**** DATA ROWS

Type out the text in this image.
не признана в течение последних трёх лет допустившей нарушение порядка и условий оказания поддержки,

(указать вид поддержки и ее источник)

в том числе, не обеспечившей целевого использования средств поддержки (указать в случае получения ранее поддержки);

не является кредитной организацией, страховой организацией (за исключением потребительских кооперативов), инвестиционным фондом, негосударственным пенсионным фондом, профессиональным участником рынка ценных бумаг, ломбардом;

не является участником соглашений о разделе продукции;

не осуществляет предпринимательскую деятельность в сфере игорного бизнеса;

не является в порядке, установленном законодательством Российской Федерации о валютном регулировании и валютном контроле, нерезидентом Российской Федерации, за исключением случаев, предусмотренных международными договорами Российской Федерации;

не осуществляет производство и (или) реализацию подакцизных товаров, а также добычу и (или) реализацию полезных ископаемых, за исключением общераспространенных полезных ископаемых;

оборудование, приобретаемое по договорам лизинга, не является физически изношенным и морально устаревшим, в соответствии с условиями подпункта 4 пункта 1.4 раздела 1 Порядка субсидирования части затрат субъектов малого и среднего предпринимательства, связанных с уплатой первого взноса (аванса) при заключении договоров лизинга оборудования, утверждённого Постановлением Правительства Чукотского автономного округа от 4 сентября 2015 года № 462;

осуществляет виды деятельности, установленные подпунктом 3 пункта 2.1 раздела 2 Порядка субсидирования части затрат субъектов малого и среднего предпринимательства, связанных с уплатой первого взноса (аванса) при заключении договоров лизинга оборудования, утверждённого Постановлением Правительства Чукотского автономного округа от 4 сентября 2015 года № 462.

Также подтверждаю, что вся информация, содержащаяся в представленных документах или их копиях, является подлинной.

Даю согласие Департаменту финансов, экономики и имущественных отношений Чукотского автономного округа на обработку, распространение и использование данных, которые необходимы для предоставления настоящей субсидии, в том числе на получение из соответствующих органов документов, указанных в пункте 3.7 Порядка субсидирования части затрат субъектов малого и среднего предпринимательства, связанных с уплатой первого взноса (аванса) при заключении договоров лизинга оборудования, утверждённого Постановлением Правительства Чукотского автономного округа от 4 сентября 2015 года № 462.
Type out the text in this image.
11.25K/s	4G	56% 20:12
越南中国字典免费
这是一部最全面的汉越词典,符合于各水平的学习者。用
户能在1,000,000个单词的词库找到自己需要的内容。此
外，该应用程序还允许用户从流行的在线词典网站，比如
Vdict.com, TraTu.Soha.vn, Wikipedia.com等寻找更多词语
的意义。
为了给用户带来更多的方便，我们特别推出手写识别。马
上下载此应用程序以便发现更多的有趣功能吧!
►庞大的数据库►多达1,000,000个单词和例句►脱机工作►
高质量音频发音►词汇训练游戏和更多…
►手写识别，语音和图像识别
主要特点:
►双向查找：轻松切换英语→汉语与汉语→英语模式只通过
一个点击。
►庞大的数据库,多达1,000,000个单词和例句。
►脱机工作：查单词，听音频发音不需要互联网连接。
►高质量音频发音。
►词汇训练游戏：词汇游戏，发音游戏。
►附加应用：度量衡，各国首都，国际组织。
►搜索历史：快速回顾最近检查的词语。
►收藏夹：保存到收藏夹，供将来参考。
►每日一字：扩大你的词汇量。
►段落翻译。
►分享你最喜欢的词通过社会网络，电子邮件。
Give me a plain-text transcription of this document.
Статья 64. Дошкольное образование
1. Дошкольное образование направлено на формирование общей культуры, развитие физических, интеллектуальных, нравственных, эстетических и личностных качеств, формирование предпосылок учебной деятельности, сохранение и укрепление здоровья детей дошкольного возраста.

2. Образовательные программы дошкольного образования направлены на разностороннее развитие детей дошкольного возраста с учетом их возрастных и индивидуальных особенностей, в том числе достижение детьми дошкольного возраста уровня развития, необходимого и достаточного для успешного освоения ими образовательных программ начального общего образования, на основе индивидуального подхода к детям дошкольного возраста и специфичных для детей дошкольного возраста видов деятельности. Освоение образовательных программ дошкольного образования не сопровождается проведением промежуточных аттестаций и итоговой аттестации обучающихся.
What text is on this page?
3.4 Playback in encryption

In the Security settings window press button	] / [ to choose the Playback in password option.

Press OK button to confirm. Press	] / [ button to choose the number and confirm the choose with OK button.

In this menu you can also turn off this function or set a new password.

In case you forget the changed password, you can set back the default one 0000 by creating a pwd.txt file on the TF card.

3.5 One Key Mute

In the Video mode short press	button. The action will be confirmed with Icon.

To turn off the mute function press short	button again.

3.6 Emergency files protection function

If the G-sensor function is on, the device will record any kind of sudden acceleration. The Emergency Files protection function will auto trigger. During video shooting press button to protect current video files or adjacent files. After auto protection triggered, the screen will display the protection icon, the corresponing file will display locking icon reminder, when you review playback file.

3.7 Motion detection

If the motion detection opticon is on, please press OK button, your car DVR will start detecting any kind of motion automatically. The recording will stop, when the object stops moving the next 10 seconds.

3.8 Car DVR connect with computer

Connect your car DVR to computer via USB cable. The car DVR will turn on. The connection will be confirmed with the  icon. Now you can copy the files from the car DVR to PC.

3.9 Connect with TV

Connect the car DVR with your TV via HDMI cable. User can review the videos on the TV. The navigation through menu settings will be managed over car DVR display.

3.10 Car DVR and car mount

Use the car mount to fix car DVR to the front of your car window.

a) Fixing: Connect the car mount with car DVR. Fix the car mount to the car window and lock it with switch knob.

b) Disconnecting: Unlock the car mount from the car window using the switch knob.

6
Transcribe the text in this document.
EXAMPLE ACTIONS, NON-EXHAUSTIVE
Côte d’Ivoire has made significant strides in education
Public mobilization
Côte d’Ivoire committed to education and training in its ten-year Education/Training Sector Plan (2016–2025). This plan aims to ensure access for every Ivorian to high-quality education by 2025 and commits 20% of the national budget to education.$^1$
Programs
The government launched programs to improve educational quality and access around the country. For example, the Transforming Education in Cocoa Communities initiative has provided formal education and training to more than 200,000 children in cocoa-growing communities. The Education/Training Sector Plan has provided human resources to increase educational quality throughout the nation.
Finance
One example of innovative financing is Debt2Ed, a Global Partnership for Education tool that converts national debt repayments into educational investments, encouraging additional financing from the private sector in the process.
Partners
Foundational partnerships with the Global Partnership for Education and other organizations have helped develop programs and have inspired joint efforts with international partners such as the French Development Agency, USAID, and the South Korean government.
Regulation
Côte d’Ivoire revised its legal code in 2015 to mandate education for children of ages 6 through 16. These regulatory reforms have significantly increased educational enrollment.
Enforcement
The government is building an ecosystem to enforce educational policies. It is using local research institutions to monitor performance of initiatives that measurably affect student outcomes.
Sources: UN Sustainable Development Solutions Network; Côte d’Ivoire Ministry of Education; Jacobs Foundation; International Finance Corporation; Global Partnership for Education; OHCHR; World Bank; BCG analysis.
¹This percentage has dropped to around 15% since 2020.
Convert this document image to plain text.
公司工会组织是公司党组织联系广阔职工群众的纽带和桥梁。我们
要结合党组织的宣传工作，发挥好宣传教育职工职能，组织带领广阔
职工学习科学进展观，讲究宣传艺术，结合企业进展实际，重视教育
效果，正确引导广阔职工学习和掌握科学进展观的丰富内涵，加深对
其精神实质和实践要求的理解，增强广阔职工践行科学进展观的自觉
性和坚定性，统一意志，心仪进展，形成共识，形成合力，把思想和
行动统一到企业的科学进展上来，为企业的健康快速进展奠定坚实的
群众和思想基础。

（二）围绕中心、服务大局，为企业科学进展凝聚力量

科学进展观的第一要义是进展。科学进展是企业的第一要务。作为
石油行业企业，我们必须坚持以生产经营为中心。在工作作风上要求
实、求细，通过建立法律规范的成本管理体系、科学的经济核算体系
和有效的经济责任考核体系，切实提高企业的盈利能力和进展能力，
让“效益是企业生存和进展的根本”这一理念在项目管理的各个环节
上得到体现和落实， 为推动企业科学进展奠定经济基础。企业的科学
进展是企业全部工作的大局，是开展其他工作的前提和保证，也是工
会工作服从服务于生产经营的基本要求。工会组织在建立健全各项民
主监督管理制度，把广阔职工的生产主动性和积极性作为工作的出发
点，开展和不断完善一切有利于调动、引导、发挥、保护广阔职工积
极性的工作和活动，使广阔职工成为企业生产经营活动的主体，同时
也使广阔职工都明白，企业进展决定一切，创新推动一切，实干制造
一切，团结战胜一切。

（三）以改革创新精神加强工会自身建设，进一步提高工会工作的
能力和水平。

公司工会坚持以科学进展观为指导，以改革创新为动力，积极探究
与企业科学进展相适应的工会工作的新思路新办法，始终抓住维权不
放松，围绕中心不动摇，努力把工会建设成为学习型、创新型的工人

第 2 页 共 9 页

********

With both ends included, please retype exactly the lines from the line containing "Convert this document image to plain text." to the final line of the data.

• THE RESULT:
Convert this document image to plain text.
公司工会组织是公司党组织联系广阔职工群众的纽带和桥梁。我们
要结合党组织的宣传工作，发挥好宣传教育职工职能，组织带领广阔
职工学习科学进展观，讲究宣传艺术，结合企业进展实际，重视教育
效果，正确引导广阔职工学习和掌握科学进展观的丰富内涵，加深对
其精神实质和实践要求的理解，增强广阔职工践行科学进展观的自觉
性和坚定性，统一意志，心仪进展，形成共识，形成合力，把思想和
行动统一到企业的科学进展上来，为企业的健康快速进展奠定坚实的
群众和思想基础。

（二）围绕中心、服务大局，为企业科学进展凝聚力量

科学进展观的第一要义是进展。科学进展是企业的第一要务。作为
石油行业企业，我们必须坚持以生产经营为中心。在工作作风上要求
实、求细，通过建立法律规范的成本管理体系、科学的经济核算体系
和有效的经济责任考核体系，切实提高企业的盈利能力和进展能力，
让“效益是企业生存和进展的根本”这一理念在项目管理的各个环节
上得到体现和落实， 为推动企业科学进展奠定经济基础。企业的科学
进展是企业全部工作的大局，是开展其他工作的前提和保证，也是工
会工作服从服务于生产经营的基本要求。工会组织在建立健全各项民
主监督管理制度，把广阔职工的生产主动性和积极性作为工作的出发
点，开展和不断完善一切有利于调动、引导、发挥、保护广阔职工积
极性的工作和活动，使广阔职工成为企业生产经营活动的主体，同时
也使广阔职工都明白，企业进展决定一切，创新推动一切，实干制造
一切，团结战胜一切。

（三）以改革创新精神加强工会自身建设，进一步提高工会工作的
能力和水平。

公司工会坚持以科学进展观为指导，以改革创新为动力，积极探究
与企业科学进展相适应的工会工作的新思路新办法，始终抓住维权不
放松，围绕中心不动摇，努力把工会建设成为学习型、创新型的工人

第 2 页 共 9 页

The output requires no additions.